_SET EXERCISE_
What number of lines in the material contain the word "JSON"? Give that number alone.

[Stored data]
╭──
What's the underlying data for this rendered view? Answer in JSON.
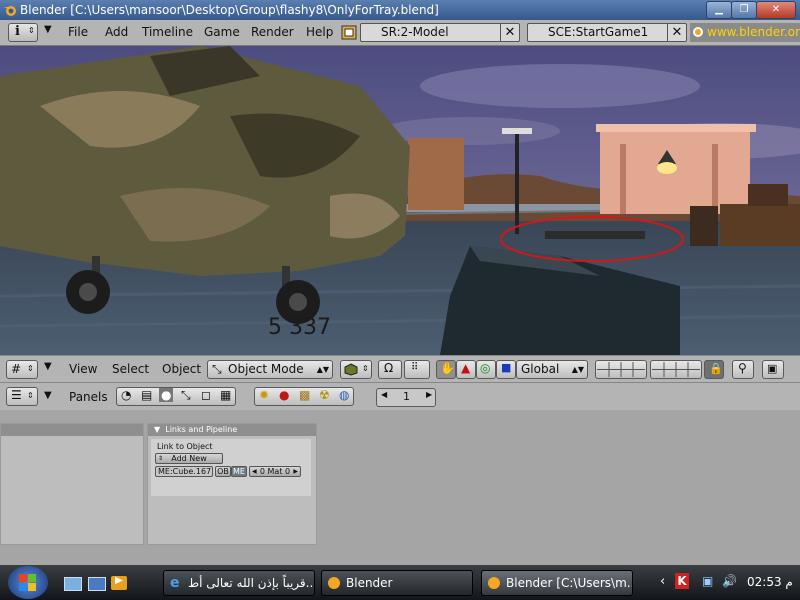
{
  "window": {
    "title": "Blender [C:\\Users\\mansoor\\Desktop\\Group\\flashy8\\OnlyForTray.blend]"
  },
  "menubar": {
    "menus": [
      "File",
      "Add",
      "Timeline",
      "Game",
      "Render",
      "Help"
    ],
    "screen_field": "SR:2-Model",
    "scene_field": "SCE:StartGame1",
    "url_text": "www.blender.org"
  },
  "viewport": {
    "plate_text": "5 337"
  },
  "view3d_header": {
    "menus": [
      "View",
      "Select",
      "Object"
    ],
    "mode_select": "Object Mode",
    "orientation_select": "Global"
  },
  "buttons_header": {
    "panels_label": "Panels",
    "frame_value": "1"
  },
  "links_panel": {
    "title": "Links and Pipeline",
    "link_label": "Link to Object",
    "add_new": "Add New",
    "mesh_name": "ME:Cube.167",
    "ob_label": "OB",
    "me_label": "ME",
    "mat_label": "0 Mat 0"
  },
  "taskbar": {
    "tasks": [
      "قريباً بإذن الله تعالى أط...",
      "Blender",
      "Blender [C:\\Users\\m..."
    ],
    "clock": "02:53",
    "clock_suffix": "م"
  },
  "colors": {
    "title_bar": "#4a6fa5",
    "menu_bg": "#b4b4b4",
    "buttons_bg": "#a5a5a5",
    "taskbar": "#1f2326",
    "highlight_ellipse": "#d01818"
  }
}
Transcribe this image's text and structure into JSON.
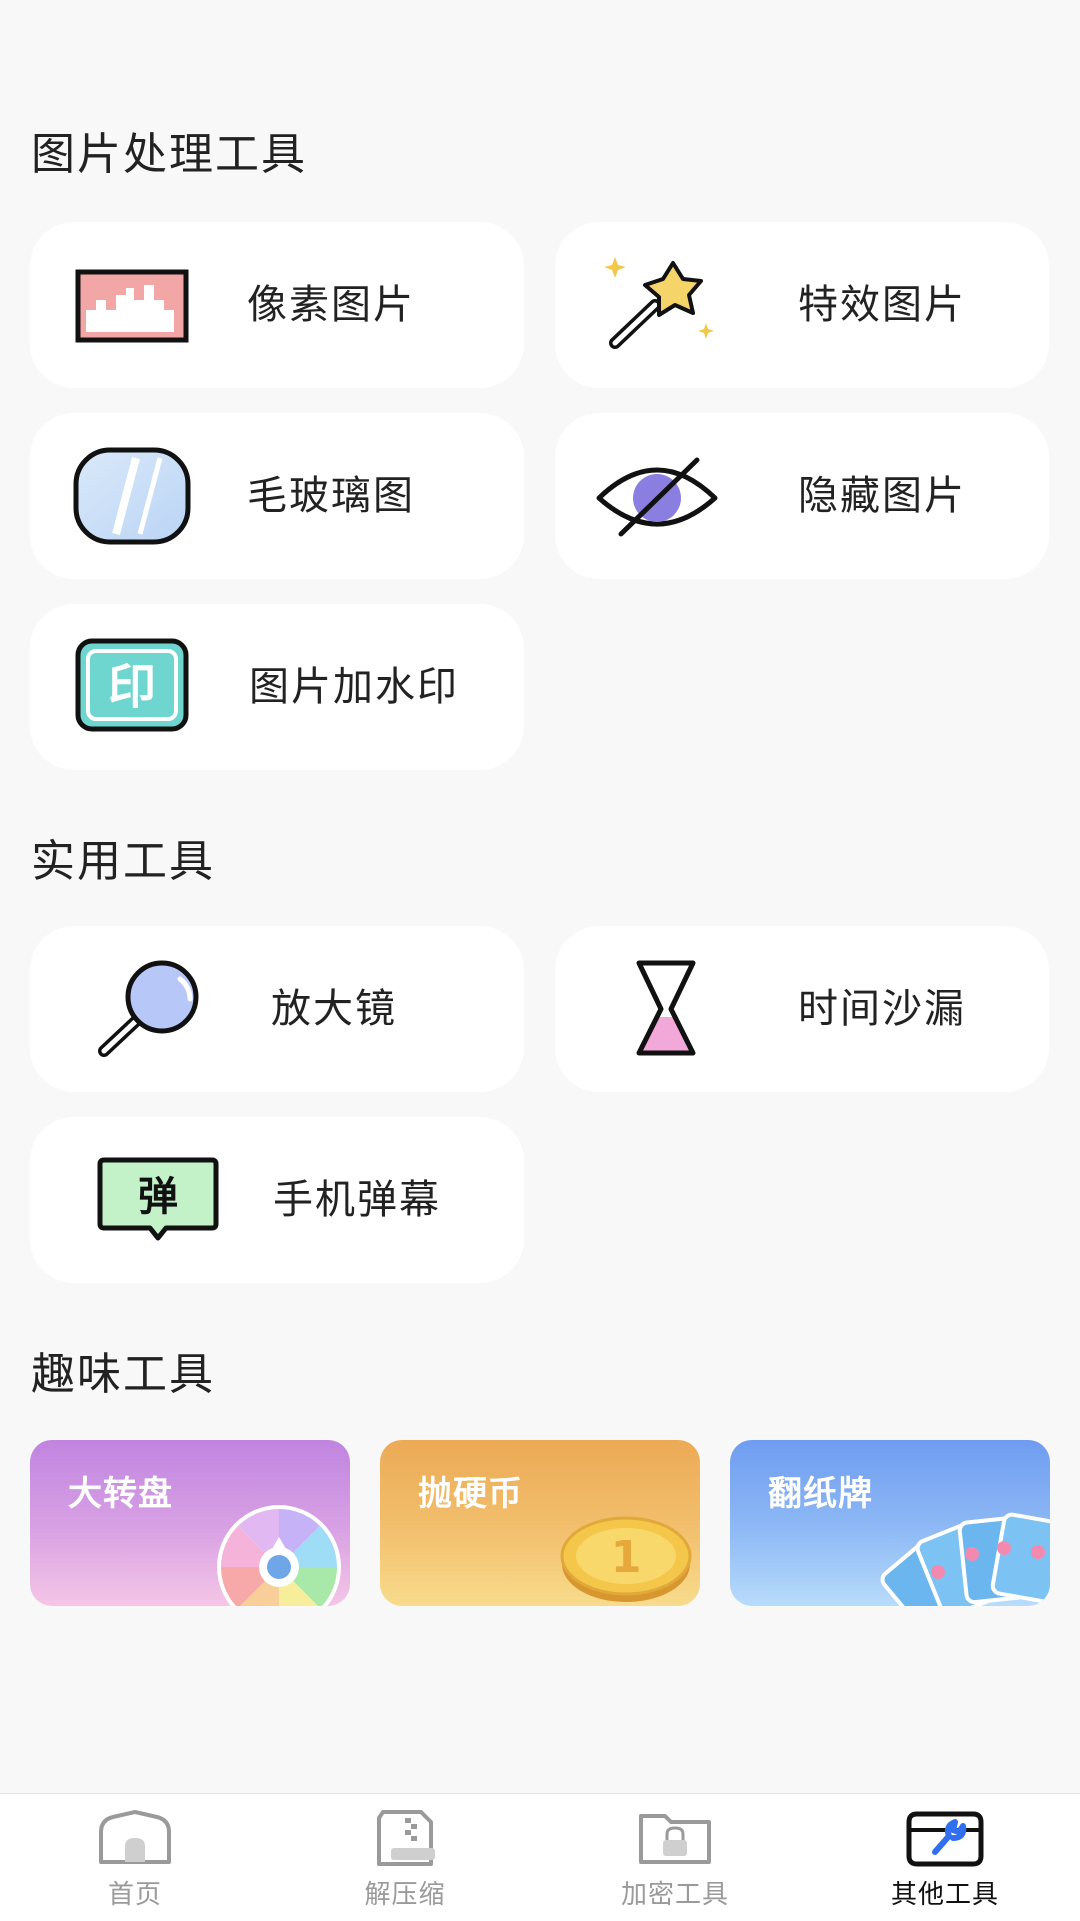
╰──
_RESPONSE TO THIS TASK_
2